## The data
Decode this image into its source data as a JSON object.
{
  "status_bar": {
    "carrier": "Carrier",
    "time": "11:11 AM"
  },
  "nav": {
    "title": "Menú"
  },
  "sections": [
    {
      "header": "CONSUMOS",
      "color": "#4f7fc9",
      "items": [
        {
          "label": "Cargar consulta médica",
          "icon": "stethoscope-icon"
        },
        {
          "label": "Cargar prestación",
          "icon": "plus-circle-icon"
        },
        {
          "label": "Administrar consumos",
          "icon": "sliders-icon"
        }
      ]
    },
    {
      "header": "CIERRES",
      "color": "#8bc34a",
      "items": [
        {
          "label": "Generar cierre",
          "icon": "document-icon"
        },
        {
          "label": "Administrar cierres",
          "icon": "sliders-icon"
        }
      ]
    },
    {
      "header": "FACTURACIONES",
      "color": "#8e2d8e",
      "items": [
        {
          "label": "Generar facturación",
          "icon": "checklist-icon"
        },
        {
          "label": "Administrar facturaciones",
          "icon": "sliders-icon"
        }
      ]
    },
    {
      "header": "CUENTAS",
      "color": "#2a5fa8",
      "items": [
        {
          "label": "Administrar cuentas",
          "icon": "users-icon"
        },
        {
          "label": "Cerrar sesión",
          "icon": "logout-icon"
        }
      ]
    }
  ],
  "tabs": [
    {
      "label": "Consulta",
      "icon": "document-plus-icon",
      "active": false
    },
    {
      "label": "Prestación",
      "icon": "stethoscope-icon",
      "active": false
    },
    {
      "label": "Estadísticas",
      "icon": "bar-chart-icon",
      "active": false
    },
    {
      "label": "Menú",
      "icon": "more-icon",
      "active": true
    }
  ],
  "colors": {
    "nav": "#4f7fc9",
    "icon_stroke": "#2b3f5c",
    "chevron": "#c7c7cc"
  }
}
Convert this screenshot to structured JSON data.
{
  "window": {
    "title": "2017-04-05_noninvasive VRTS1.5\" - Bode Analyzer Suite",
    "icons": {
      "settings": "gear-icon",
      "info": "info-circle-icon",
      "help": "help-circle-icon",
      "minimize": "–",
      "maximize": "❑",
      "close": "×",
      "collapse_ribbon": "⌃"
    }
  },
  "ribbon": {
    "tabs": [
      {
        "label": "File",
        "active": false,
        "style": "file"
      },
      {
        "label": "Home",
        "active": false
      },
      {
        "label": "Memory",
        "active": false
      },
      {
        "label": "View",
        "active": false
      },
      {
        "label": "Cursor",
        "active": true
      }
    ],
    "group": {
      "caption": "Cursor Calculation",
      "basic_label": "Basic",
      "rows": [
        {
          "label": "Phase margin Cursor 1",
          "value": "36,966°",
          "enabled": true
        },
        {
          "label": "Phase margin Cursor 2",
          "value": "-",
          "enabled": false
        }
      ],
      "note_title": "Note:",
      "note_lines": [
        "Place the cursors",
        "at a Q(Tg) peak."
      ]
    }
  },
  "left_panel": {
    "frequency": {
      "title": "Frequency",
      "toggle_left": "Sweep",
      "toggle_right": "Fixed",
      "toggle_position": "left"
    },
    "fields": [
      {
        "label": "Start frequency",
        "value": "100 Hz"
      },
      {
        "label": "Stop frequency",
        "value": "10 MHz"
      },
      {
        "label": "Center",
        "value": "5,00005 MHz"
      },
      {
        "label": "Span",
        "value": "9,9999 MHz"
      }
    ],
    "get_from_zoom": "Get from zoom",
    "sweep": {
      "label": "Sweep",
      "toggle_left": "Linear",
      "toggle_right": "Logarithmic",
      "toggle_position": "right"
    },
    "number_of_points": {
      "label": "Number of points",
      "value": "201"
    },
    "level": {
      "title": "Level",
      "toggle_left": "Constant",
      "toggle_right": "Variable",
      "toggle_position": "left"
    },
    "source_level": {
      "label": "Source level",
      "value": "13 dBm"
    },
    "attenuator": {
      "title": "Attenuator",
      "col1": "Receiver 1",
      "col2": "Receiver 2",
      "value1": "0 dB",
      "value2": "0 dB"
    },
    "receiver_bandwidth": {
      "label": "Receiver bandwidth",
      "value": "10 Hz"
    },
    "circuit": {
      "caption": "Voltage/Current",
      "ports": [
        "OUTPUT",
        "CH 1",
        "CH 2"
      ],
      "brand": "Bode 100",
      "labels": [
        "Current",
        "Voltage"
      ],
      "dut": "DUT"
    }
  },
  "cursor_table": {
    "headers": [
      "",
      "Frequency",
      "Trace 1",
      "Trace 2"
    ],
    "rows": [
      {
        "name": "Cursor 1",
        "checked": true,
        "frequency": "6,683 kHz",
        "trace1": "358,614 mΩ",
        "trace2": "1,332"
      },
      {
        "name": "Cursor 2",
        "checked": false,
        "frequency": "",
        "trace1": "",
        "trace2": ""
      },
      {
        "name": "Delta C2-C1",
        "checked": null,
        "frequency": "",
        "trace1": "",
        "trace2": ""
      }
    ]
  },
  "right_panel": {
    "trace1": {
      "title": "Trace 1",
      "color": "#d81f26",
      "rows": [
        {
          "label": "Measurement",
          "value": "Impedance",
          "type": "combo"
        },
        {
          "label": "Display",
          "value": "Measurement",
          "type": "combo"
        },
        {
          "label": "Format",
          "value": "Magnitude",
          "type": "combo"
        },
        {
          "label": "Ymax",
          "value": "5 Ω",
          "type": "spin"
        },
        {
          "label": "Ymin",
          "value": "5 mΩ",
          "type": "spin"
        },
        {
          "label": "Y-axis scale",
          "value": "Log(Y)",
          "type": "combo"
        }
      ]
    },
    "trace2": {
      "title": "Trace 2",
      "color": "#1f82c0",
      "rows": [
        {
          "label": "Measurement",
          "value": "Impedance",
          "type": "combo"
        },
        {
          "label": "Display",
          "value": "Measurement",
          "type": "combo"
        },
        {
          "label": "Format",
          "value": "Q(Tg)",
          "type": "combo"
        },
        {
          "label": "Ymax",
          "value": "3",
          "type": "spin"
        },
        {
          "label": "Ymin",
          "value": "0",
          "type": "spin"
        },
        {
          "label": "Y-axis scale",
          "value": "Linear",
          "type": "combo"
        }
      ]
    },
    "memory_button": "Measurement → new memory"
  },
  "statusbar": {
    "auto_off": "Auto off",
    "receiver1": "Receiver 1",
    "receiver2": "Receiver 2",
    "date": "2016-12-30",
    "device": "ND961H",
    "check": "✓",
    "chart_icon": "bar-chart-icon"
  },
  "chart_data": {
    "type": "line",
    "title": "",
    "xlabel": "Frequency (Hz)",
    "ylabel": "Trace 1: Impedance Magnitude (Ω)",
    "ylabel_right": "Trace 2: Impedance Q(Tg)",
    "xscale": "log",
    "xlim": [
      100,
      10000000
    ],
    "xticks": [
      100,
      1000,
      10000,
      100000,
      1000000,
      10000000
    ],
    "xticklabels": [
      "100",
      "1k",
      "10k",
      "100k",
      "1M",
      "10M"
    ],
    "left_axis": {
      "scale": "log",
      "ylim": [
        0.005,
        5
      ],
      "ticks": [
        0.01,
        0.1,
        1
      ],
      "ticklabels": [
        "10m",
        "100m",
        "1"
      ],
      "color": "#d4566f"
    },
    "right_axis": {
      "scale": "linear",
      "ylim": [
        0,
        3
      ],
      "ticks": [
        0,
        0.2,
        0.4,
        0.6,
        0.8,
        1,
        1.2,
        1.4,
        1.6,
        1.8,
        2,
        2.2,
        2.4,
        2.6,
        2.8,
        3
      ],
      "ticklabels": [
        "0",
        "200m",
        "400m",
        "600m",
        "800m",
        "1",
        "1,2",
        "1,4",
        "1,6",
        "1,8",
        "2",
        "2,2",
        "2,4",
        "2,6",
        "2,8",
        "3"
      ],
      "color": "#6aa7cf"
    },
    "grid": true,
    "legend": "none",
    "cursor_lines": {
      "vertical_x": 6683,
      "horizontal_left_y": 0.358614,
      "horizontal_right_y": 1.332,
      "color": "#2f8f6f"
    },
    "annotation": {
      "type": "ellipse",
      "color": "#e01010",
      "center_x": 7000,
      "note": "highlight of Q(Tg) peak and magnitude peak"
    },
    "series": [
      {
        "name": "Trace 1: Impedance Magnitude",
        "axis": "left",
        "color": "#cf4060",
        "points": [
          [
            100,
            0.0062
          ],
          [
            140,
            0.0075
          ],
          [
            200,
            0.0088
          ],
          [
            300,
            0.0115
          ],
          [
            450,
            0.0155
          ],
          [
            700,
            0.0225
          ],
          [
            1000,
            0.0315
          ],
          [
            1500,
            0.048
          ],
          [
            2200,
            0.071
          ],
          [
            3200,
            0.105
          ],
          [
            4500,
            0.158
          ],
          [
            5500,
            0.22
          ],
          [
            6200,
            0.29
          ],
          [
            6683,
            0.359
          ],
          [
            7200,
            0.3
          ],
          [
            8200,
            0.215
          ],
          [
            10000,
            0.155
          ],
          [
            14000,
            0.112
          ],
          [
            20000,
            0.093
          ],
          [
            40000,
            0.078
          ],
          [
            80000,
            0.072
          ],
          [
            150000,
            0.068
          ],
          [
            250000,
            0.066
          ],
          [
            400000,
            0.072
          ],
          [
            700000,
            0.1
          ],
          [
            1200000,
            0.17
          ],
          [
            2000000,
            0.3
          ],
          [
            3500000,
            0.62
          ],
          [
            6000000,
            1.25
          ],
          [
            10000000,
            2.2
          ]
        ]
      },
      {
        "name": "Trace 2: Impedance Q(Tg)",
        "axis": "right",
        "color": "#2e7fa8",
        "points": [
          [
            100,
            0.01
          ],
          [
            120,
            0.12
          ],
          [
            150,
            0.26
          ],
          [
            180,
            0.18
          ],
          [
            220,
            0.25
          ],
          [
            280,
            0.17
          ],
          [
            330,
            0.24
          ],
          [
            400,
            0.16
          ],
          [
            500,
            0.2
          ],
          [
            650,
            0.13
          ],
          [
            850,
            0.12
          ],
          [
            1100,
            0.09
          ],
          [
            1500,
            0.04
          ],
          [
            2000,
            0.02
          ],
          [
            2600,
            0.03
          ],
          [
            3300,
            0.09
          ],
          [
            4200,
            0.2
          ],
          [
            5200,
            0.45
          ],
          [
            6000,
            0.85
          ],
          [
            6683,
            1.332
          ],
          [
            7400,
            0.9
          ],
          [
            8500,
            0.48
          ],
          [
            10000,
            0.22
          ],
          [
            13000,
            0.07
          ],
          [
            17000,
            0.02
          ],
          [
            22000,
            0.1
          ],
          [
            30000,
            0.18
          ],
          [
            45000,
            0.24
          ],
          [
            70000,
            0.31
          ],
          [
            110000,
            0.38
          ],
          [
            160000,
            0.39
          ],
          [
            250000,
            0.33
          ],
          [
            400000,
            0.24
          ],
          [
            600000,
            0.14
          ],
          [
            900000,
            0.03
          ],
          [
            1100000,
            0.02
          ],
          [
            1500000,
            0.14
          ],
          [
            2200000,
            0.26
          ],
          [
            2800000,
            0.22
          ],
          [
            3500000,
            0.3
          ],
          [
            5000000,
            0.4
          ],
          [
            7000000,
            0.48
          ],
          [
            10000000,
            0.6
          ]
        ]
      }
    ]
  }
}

## The task
Scan the material above. Copy each line that holds the word "circle".

## Reply to the exercise
          "icon": "plus-circle-icon"
      "info": "info-circle-icon",
      "help": "help-circle-icon",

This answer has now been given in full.